* [What you will do]:
Every record below should be transcribed exactly. Omit the images.

* [Records supplied]:
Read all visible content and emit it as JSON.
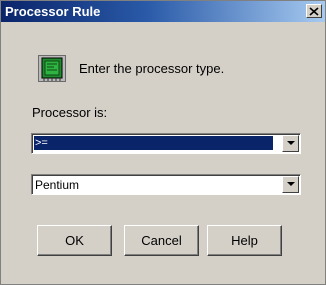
{
  "window": {
    "title": "Processor Rule",
    "close_glyph": "✕"
  },
  "dialog": {
    "icon": "processor-chip-icon",
    "prompt": "Enter the processor type.",
    "processor_label": "Processor is:",
    "operator_value": ">=",
    "processor_value": "Pentium"
  },
  "buttons": {
    "ok": "OK",
    "cancel": "Cancel",
    "help": "Help"
  },
  "colors": {
    "title_bar": "#0a246a",
    "dialog_bg": "#d4d0c8",
    "selection": "#0a246a",
    "chip_green": "#1f8a2e"
  }
}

* [Answer to the task]:
Read all visible content and emit it as JSON.
{
  "window": {
    "title": "Processor Rule",
    "close_glyph": "✕"
  },
  "dialog": {
    "icon": "processor-chip-icon",
    "prompt": "Enter the processor type.",
    "processor_label": "Processor is:",
    "operator_value": ">=",
    "processor_value": "Pentium"
  },
  "buttons": {
    "ok": "OK",
    "cancel": "Cancel",
    "help": "Help"
  },
  "colors": {
    "title_bar": "#0a246a",
    "dialog_bg": "#d4d0c8",
    "selection": "#0a246a",
    "chip_green": "#1f8a2e"
  }
}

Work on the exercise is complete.